• _Exercise directions_:
Omit every picture and output the rest of the records exactly as they are.

• _Material provided_:
================================
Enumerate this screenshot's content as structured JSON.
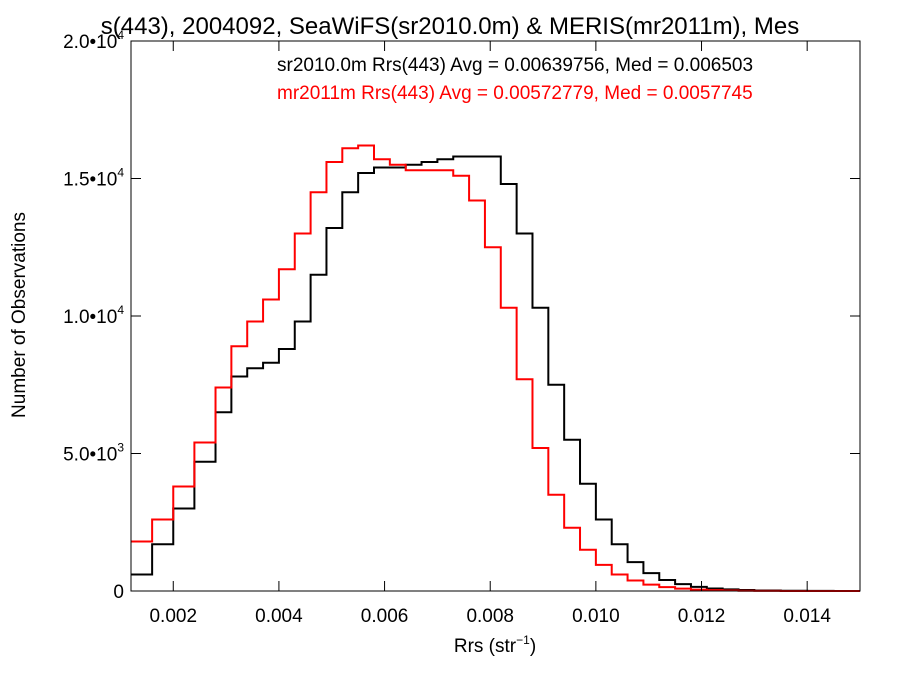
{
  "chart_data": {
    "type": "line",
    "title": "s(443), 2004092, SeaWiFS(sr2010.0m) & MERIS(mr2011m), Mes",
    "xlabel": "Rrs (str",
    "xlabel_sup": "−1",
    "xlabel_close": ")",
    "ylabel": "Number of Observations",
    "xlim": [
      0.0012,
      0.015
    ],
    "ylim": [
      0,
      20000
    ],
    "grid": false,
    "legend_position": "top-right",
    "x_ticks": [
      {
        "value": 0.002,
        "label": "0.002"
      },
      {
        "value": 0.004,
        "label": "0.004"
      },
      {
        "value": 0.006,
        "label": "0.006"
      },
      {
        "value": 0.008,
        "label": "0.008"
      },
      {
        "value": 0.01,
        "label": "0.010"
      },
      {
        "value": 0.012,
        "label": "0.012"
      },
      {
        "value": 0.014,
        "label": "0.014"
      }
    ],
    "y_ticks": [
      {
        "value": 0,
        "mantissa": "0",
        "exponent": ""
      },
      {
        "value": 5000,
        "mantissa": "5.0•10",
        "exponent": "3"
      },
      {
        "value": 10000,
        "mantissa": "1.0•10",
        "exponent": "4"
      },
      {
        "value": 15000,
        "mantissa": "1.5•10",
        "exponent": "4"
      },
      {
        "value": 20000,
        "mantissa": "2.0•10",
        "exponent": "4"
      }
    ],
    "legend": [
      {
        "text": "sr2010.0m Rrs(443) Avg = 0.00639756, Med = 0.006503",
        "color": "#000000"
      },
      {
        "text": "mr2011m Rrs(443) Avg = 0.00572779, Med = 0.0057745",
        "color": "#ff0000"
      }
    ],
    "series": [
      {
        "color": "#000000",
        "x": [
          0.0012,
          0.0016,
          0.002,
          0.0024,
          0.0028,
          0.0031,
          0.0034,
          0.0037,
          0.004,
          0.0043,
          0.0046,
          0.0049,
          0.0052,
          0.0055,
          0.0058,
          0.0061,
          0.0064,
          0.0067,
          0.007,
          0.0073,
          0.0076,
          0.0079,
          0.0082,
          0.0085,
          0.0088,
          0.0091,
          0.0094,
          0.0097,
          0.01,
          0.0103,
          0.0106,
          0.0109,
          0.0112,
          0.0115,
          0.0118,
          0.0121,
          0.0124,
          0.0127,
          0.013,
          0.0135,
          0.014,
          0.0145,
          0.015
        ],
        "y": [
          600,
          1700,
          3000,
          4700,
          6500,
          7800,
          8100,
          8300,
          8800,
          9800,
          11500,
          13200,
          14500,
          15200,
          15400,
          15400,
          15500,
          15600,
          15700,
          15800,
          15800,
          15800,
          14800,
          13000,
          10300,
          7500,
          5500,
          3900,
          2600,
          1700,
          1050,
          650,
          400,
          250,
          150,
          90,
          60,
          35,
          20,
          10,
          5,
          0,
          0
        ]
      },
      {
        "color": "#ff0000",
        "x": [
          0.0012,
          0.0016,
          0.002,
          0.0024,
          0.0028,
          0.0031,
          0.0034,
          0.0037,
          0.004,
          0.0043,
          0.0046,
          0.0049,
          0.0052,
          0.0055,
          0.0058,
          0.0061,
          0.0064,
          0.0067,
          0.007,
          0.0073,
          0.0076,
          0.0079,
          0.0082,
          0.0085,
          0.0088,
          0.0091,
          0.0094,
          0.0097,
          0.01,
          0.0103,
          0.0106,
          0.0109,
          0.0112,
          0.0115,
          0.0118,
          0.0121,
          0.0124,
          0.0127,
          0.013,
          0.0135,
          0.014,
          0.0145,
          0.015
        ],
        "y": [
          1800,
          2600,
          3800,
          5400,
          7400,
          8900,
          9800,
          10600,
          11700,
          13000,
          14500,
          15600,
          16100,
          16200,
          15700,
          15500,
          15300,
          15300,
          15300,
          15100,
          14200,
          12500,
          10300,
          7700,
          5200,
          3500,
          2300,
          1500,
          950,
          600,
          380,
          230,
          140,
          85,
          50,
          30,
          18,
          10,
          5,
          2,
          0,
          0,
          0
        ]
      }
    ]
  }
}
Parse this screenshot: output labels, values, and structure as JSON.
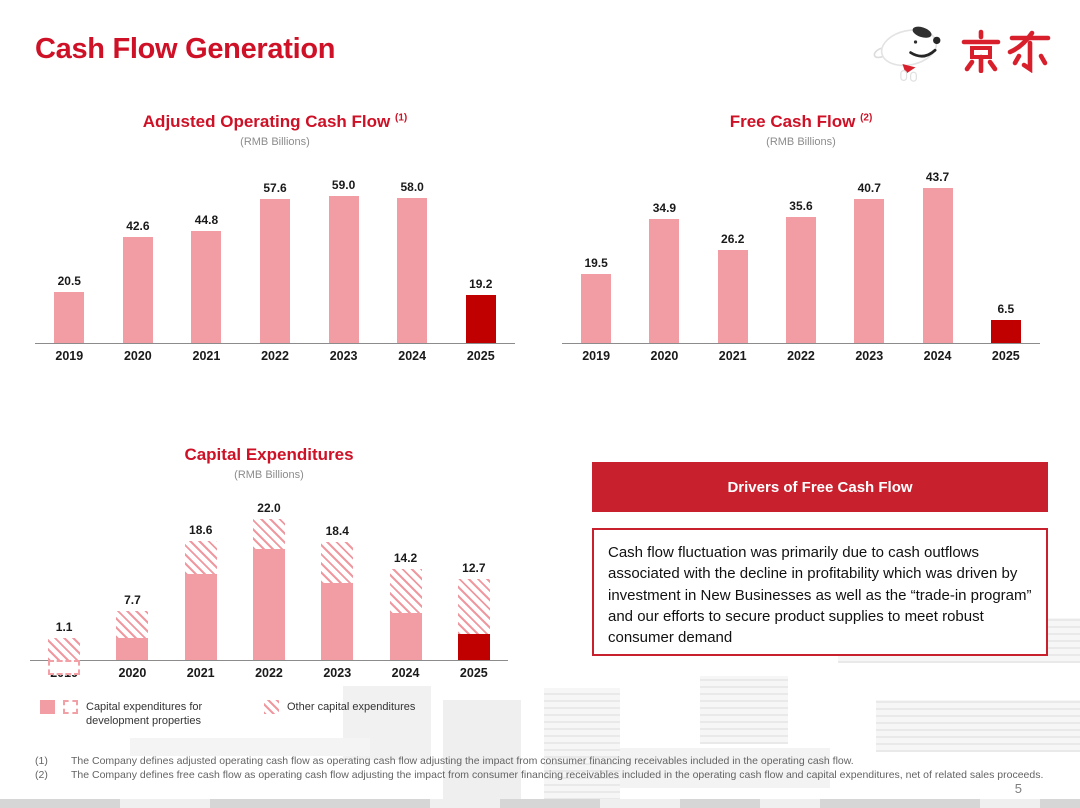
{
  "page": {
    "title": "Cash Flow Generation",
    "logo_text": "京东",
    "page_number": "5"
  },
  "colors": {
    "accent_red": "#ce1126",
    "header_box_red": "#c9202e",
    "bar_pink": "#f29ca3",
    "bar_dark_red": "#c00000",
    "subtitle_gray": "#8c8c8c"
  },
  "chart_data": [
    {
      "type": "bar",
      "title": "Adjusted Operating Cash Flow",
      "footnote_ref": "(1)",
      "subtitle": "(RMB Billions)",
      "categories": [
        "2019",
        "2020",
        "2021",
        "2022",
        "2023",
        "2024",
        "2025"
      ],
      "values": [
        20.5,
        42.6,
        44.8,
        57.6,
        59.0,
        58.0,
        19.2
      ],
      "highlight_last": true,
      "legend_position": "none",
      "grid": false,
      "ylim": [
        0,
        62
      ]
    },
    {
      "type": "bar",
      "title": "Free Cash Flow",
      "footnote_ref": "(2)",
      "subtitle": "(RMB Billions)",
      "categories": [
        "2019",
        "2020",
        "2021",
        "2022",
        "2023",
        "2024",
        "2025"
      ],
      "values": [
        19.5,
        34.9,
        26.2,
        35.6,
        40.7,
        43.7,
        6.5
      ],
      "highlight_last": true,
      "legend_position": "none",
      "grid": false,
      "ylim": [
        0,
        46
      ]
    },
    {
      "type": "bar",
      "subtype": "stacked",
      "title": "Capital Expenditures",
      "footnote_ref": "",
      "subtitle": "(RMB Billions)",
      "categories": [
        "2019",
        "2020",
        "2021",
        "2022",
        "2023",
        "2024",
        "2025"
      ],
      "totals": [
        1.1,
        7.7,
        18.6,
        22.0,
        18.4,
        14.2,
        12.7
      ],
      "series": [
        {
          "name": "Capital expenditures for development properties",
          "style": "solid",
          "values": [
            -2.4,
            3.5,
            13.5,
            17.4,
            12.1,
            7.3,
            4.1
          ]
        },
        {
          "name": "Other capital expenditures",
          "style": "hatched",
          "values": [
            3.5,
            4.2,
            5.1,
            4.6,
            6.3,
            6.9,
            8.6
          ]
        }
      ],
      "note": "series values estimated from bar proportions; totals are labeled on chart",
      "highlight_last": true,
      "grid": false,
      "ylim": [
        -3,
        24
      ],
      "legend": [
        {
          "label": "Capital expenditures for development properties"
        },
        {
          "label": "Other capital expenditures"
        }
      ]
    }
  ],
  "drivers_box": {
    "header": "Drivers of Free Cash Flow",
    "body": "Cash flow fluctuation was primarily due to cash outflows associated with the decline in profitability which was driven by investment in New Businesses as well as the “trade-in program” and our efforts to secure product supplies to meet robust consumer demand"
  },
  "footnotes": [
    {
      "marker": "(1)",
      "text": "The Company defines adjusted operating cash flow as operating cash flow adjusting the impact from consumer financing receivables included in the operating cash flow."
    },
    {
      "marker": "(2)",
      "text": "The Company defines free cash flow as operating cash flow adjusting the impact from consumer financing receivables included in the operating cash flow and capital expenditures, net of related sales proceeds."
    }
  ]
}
================================
• _Exercise output_:
Enumerate this screenshot's content as structured JSON.
{
  "chart_data": {
    "type": "line",
    "title": "s(443), 2004092, SeaWiFS(sr2010.0m) & MERIS(mr2011m), Mes",
    "xlabel": "Rrs (str",
    "xlabel_sup": "−1",
    "xlabel_close": ")",
    "ylabel": "Number of Observations",
    "xlim": [
      0.0012,
      0.015
    ],
    "ylim": [
      0,
      20000
    ],
    "grid": false,
    "legend_position": "top-right",
    "x_ticks": [
      {
        "value": 0.002,
        "label": "0.002"
      },
      {
        "value": 0.004,
        "label": "0.004"
      },
      {
        "value": 0.006,
        "label": "0.006"
      },
      {
        "value": 0.008,
        "label": "0.008"
      },
      {
        "value": 0.01,
        "label": "0.010"
      },
      {
        "value": 0.012,
        "label": "0.012"
      },
      {
        "value": 0.014,
        "label": "0.014"
      }
    ],
    "y_ticks": [
      {
        "value": 0,
        "mantissa": "0",
        "exponent": ""
      },
      {
        "value": 5000,
        "mantissa": "5.0•10",
        "exponent": "3"
      },
      {
        "value": 10000,
        "mantissa": "1.0•10",
        "exponent": "4"
      },
      {
        "value": 15000,
        "mantissa": "1.5•10",
        "exponent": "4"
      },
      {
        "value": 20000,
        "mantissa": "2.0•10",
        "exponent": "4"
      }
    ],
    "legend": [
      {
        "text": "sr2010.0m Rrs(443) Avg = 0.00639756, Med = 0.006503",
        "color": "#000000"
      },
      {
        "text": "mr2011m Rrs(443) Avg = 0.00572779, Med = 0.0057745",
        "color": "#ff0000"
      }
    ],
    "series": [
      {
        "color": "#000000",
        "x": [
          0.0012,
          0.0016,
          0.002,
          0.0024,
          0.0028,
          0.0031,
          0.0034,
          0.0037,
          0.004,
          0.0043,
          0.0046,
          0.0049,
          0.0052,
          0.0055,
          0.0058,
          0.0061,
          0.0064,
          0.0067,
          0.007,
          0.0073,
          0.0076,
          0.0079,
          0.0082,
          0.0085,
          0.0088,
          0.0091,
          0.0094,
          0.0097,
          0.01,
          0.0103,
          0.0106,
          0.0109,
          0.0112,
          0.0115,
          0.0118,
          0.0121,
          0.0124,
          0.0127,
          0.013,
          0.0135,
          0.014,
          0.0145,
          0.015
        ],
        "y": [
          600,
          1700,
          3000,
          4700,
          6500,
          7800,
          8100,
          8300,
          8800,
          9800,
          11500,
          13200,
          14500,
          15200,
          15400,
          15400,
          15500,
          15600,
          15700,
          15800,
          15800,
          15800,
          14800,
          13000,
          10300,
          7500,
          5500,
          3900,
          2600,
          1700,
          1050,
          650,
          400,
          250,
          150,
          90,
          60,
          35,
          20,
          10,
          5,
          0,
          0
        ]
      },
      {
        "color": "#ff0000",
        "x": [
          0.0012,
          0.0016,
          0.002,
          0.0024,
          0.0028,
          0.0031,
          0.0034,
          0.0037,
          0.004,
          0.0043,
          0.0046,
          0.0049,
          0.0052,
          0.0055,
          0.0058,
          0.0061,
          0.0064,
          0.0067,
          0.007,
          0.0073,
          0.0076,
          0.0079,
          0.0082,
          0.0085,
          0.0088,
          0.0091,
          0.0094,
          0.0097,
          0.01,
          0.0103,
          0.0106,
          0.0109,
          0.0112,
          0.0115,
          0.0118,
          0.0121,
          0.0124,
          0.0127,
          0.013,
          0.0135,
          0.014,
          0.0145,
          0.015
        ],
        "y": [
          1800,
          2600,
          3800,
          5400,
          7400,
          8900,
          9800,
          10600,
          11700,
          13000,
          14500,
          15600,
          16100,
          16200,
          15700,
          15500,
          15300,
          15300,
          15300,
          15100,
          14200,
          12500,
          10300,
          7700,
          5200,
          3500,
          2300,
          1500,
          950,
          600,
          380,
          230,
          140,
          85,
          50,
          30,
          18,
          10,
          5,
          2,
          0,
          0,
          0
        ]
      }
    ]
  }
}
Parse this screenshot: output labels, values, and structure as JSON.
{
  "page": {
    "title": "Cash Flow Generation",
    "logo_text": "京东",
    "page_number": "5"
  },
  "colors": {
    "accent_red": "#ce1126",
    "header_box_red": "#c9202e",
    "bar_pink": "#f29ca3",
    "bar_dark_red": "#c00000",
    "subtitle_gray": "#8c8c8c"
  },
  "chart_data": [
    {
      "type": "bar",
      "title": "Adjusted Operating Cash Flow",
      "footnote_ref": "(1)",
      "subtitle": "(RMB Billions)",
      "categories": [
        "2019",
        "2020",
        "2021",
        "2022",
        "2023",
        "2024",
        "2025"
      ],
      "values": [
        20.5,
        42.6,
        44.8,
        57.6,
        59.0,
        58.0,
        19.2
      ],
      "highlight_last": true,
      "legend_position": "none",
      "grid": false,
      "ylim": [
        0,
        62
      ]
    },
    {
      "type": "bar",
      "title": "Free Cash Flow",
      "footnote_ref": "(2)",
      "subtitle": "(RMB Billions)",
      "categories": [
        "2019",
        "2020",
        "2021",
        "2022",
        "2023",
        "2024",
        "2025"
      ],
      "values": [
        19.5,
        34.9,
        26.2,
        35.6,
        40.7,
        43.7,
        6.5
      ],
      "highlight_last": true,
      "legend_position": "none",
      "grid": false,
      "ylim": [
        0,
        46
      ]
    },
    {
      "type": "bar",
      "subtype": "stacked",
      "title": "Capital Expenditures",
      "footnote_ref": "",
      "subtitle": "(RMB Billions)",
      "categories": [
        "2019",
        "2020",
        "2021",
        "2022",
        "2023",
        "2024",
        "2025"
      ],
      "totals": [
        1.1,
        7.7,
        18.6,
        22.0,
        18.4,
        14.2,
        12.7
      ],
      "series": [
        {
          "name": "Capital expenditures for development properties",
          "style": "solid",
          "values": [
            -2.4,
            3.5,
            13.5,
            17.4,
            12.1,
            7.3,
            4.1
          ]
        },
        {
          "name": "Other capital expenditures",
          "style": "hatched",
          "values": [
            3.5,
            4.2,
            5.1,
            4.6,
            6.3,
            6.9,
            8.6
          ]
        }
      ],
      "note": "series values estimated from bar proportions; totals are labeled on chart",
      "highlight_last": true,
      "grid": false,
      "ylim": [
        -3,
        24
      ],
      "legend": [
        {
          "label": "Capital expenditures for development properties"
        },
        {
          "label": "Other capital expenditures"
        }
      ]
    }
  ],
  "drivers_box": {
    "header": "Drivers of Free Cash Flow",
    "body": "Cash flow fluctuation was primarily due to cash outflows associated with the decline in profitability which was driven by investment in New Businesses as well as the “trade-in program” and our efforts to secure product supplies to meet robust consumer demand"
  },
  "footnotes": [
    {
      "marker": "(1)",
      "text": "The Company defines adjusted operating cash flow as operating cash flow adjusting the impact from consumer financing receivables included in the operating cash flow."
    },
    {
      "marker": "(2)",
      "text": "The Company defines free cash flow as operating cash flow adjusting the impact from consumer financing receivables included in the operating cash flow and capital expenditures, net of related sales proceeds."
    }
  ]
}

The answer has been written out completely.